• **Provided text**:
════════

A Shift in Narrative Style
In keeping with this major shift in focus from the Primeval History to the Patriarchal Tales, style and narrative mode shift as well. The studied formality of the first 11 chapters–epitomized in the symmetries and the intricate repetition of word and sound in the story of the Tower of Babel–gives way to a more flexible and varied prose. Dialogue is accorded more prominence and embodies a more lively realism.
When, for example, Sarai gives Abram her slave-girl Hagar as a concubine, and the proudly pregnant Hagar then treats her with disdain, the matriarch berates her husband in the following fashion: “This outrage against me is because of you! I myself put my slavegirl in your embrace and when she saw she had conceived, I became slight in her eyes” (16:5). Sarai’s first sentence here has an explosive compactness in the Hebrew, being only two words, hamasi ‘alekha, that resists translation.
In any case, these lines smoldering with the fires of female resentment convey a sense of living speech and complexity of feeling and relationship one does not encounter before the Patriarchal Tales: the frustrated long-barren wife at cross-purposes with herself and with her husband, first aspiring to maternity through the surrogate of her slave-girl, then after the fact of her new co-wife’s pregnancy, tasting a new humiliation, indignant at the slave s presumption, ready to blame her husband, who has been only the instrument of her will.
Such vivid immediacy in the representation of the densely problematic nature of individual lives in everyday settings is an innovation not only in comparison with the Primeval History but also in comparison with virtually all of ancient literature.
The Relationship between the Two Stories
What nevertheless strongly binds the two large units of the Book of Genesis is both outlook and theme. The unfolding history of the family that is to become the people of Israel is seen, as I have suggested, as the crucial focus of a larger, universal history. The very peregrinations of the family back and forth between Mesopotamia and Canaan and down to Egypt intimate that its scope involves not just the land Israel has been promised but the wider reach of known cultures.

════════

• **Work task A**:
Answer these questions from the passage on narrative style in Genesis:
(i) Which story epitomizes the studied formality of the first 11 chapters?
(ii) How many words make up Sarai's first sentence in the Hebrew?
(iii) Between which lands does the family travel back and forth before going down to Egypt?
• **Work task B**:
Carry on the passage about narrative style in Genesis, starting after its final sentence.
The data below come from a separate source and are unrelated to the passage on Genesis.

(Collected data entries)

════════

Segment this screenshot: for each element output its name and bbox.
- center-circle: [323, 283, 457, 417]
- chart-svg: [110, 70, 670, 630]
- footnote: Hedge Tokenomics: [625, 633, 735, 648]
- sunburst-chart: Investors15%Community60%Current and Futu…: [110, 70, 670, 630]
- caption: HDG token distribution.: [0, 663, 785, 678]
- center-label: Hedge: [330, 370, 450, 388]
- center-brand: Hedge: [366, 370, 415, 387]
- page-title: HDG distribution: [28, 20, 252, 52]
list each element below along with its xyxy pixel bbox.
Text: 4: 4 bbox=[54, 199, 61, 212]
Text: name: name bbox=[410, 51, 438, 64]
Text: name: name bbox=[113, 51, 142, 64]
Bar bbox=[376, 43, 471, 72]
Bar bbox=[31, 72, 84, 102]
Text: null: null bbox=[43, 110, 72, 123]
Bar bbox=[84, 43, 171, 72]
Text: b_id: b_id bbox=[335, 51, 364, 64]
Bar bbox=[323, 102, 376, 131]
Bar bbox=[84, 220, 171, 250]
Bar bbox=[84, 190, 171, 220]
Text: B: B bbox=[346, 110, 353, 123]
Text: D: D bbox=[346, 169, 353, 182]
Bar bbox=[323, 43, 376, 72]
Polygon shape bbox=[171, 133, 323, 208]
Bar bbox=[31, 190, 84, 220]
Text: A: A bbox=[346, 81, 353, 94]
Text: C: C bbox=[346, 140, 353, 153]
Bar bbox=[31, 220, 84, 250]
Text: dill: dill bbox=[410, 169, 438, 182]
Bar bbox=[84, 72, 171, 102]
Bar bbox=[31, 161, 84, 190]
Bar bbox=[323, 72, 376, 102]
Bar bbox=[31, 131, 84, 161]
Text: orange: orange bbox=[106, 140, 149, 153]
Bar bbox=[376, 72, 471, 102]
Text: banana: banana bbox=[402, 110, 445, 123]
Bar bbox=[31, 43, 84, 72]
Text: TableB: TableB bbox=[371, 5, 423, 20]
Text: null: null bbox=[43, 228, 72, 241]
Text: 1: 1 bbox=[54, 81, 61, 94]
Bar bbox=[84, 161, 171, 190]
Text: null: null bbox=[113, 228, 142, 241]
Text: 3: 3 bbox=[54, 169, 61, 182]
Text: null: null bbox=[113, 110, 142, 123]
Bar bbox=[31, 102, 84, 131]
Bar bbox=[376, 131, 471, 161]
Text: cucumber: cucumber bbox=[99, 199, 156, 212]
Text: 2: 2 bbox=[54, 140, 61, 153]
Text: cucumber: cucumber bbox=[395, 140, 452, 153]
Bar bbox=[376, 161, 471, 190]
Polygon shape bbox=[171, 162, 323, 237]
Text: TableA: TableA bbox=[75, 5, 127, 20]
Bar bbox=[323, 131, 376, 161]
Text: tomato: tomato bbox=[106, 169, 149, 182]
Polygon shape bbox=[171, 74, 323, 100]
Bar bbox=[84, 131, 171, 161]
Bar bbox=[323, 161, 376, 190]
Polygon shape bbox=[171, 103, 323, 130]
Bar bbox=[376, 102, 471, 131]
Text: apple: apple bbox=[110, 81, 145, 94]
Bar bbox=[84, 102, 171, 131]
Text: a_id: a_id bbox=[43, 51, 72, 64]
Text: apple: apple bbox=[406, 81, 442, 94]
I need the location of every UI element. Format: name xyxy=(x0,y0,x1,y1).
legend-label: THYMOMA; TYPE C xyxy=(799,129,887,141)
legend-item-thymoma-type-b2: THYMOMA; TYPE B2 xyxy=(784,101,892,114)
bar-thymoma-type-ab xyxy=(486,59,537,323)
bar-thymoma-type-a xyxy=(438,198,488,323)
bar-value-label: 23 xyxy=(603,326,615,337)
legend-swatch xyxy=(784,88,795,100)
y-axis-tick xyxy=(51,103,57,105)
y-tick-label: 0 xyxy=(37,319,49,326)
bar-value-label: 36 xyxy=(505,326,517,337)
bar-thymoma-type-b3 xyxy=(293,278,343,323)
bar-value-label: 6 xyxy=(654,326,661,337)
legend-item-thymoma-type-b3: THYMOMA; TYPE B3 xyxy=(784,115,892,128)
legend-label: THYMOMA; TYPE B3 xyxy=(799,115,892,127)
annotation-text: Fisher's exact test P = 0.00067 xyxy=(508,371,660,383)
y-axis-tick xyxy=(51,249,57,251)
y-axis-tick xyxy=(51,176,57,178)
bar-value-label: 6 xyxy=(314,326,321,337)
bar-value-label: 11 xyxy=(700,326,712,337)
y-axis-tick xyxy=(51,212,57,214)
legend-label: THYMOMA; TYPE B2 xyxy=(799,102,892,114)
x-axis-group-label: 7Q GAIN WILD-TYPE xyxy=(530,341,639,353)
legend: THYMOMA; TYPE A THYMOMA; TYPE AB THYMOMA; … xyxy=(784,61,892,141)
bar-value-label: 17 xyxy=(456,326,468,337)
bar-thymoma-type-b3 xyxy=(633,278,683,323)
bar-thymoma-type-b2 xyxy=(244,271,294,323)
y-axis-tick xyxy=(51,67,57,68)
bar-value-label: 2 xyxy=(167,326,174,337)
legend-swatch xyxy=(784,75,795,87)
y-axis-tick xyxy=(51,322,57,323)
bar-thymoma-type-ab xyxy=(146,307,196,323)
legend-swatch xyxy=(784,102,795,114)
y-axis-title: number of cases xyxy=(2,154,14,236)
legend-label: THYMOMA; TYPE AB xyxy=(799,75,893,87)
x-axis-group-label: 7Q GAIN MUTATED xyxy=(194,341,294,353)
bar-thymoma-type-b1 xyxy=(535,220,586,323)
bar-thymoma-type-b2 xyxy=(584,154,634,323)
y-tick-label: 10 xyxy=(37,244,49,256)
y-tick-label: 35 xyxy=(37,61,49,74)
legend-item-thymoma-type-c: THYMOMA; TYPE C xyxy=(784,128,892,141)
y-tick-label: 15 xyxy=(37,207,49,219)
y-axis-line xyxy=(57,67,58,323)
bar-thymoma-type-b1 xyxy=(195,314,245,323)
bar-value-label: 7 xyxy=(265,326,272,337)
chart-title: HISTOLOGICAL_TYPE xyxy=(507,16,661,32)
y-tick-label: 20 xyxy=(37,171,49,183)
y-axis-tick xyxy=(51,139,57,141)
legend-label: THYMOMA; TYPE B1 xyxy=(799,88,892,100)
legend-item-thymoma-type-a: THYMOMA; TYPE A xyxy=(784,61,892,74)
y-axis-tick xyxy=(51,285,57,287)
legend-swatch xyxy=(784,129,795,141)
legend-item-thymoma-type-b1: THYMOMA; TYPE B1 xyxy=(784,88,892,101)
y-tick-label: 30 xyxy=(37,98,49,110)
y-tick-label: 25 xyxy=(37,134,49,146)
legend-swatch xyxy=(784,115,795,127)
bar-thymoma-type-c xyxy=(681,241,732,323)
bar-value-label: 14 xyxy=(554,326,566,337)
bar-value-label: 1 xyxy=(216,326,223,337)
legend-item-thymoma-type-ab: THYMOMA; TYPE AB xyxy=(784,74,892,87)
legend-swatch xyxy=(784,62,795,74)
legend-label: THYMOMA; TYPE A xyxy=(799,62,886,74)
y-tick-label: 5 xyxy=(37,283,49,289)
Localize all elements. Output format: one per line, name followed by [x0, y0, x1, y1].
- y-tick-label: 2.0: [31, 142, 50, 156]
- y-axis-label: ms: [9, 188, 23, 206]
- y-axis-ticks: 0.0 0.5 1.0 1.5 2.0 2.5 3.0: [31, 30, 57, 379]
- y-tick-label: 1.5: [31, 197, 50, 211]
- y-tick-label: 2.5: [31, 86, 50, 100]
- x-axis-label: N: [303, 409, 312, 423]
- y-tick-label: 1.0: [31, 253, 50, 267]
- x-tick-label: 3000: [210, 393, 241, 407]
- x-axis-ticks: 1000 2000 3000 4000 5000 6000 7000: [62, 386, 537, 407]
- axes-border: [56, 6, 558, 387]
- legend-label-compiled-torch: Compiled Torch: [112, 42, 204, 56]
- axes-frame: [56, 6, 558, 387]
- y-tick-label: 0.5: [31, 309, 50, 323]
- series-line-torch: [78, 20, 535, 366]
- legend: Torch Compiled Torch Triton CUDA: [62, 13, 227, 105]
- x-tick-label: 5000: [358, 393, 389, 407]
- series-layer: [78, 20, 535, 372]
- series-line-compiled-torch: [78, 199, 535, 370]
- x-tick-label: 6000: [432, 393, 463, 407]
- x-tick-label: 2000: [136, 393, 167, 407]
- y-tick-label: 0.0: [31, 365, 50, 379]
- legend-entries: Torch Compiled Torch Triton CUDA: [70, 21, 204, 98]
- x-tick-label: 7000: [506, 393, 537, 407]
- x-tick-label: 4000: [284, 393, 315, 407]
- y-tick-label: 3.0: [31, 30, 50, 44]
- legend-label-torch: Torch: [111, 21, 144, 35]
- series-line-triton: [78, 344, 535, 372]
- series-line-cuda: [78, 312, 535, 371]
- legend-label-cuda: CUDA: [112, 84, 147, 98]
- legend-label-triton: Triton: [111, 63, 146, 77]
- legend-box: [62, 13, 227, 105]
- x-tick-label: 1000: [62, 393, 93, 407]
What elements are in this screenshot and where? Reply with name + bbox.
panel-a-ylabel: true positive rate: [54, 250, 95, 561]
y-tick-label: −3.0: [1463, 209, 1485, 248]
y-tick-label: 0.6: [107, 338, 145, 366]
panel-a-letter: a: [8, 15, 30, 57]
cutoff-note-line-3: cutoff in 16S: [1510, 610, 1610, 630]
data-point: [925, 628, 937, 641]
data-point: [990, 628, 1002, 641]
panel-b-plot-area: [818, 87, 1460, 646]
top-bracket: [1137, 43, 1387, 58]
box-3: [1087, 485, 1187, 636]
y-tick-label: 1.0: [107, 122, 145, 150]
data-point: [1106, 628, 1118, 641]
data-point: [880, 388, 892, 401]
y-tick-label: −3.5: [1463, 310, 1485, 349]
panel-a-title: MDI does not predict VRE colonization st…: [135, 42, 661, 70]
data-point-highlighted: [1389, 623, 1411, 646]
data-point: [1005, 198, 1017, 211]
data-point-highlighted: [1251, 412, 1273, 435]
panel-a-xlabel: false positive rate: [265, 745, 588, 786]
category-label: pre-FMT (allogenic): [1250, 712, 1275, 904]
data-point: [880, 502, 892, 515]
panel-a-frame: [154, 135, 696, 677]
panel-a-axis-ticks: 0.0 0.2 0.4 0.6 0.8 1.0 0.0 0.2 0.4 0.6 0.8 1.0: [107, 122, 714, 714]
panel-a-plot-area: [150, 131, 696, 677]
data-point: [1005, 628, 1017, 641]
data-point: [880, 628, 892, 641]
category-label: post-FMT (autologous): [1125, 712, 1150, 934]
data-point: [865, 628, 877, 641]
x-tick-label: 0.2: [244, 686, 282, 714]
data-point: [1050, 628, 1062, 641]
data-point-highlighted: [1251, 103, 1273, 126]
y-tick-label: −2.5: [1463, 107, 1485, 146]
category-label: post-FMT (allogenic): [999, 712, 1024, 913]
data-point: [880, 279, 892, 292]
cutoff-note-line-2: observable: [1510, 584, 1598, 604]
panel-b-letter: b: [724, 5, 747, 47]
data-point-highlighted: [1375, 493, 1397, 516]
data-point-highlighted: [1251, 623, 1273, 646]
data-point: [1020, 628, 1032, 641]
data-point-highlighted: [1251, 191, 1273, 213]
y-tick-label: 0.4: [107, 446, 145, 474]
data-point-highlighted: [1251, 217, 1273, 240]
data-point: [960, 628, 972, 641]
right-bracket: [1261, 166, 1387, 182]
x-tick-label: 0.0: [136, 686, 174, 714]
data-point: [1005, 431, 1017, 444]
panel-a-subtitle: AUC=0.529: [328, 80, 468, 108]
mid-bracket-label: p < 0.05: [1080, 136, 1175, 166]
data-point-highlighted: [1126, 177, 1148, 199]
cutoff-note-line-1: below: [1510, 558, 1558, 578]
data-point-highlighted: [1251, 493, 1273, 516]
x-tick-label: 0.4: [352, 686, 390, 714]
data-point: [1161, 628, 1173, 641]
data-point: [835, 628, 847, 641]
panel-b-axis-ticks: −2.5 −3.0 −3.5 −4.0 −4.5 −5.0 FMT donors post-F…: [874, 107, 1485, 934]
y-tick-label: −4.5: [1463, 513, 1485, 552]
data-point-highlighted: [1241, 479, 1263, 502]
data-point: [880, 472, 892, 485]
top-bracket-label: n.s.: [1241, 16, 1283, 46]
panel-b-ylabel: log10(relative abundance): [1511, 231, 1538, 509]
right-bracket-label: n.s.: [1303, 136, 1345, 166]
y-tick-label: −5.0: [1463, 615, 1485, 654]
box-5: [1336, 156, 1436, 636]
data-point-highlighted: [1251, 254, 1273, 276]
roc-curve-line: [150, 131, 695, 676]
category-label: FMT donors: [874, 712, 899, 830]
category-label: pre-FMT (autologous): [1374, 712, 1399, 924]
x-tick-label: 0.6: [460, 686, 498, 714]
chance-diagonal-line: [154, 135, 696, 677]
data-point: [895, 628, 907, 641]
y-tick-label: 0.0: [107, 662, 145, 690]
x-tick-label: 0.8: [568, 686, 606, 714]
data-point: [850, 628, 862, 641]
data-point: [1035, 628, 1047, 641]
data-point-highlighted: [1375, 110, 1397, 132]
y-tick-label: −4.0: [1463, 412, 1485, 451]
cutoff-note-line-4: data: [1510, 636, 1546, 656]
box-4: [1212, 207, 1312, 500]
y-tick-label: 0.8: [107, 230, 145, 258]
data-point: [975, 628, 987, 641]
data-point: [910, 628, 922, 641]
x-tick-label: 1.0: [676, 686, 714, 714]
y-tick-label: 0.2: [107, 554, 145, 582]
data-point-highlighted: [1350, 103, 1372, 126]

════════

• **Answer area A**:
(i) The story of the Tower of Babel.
(ii) Two words: hamasi ‘alekha.
(iii) Mesopotamia and Canaan.

• **Answer area B**:
National existence, moreover, is emphatically imagined as a strenuous effort to renew the act of creation. The Creation story repeatedly highlights the injunction to be fruitful and multiply while the Patriarchal Tales, in the very process of frequently echoing this language of fertility from the opening chapters, make clear that procreation, far from being an automatic biological process, is fraught with dangers, is constantly under the threat of being deflected or cut off.
Abraham must live long years with the seeming mockery of a divine promise of numberless offspring as he and his wife advance childless into hoary old age. Near the end of the book, Jacob’s whole family fears it may perish in the great famine, and Joseph must assure his brothers that God has sent him ahead of them to Egypt in order to sustain life.
A Complete Story–With a Sequel
Genesis begins with the making of heaven and earth and all life, and ends with the image of a mummy–Joseph’s–in a coffin. But implicit in the end is a promise of more life to come, of irrepressible procreation, and that renewal of creation will be manifested, even under the weight of oppression, at the beginning of Exodus.
Genesis, then, works with disparate materials, puts together its story with two large and very different building blocks, but nevertheless achieves the cohesiveness, the continuity of theme and motif, and the sense of completion of an archetectonically conceived book. Although it looks forward to its sequel, it stands as a book, inviting our attention as an audience that follows the tale from beginning to end.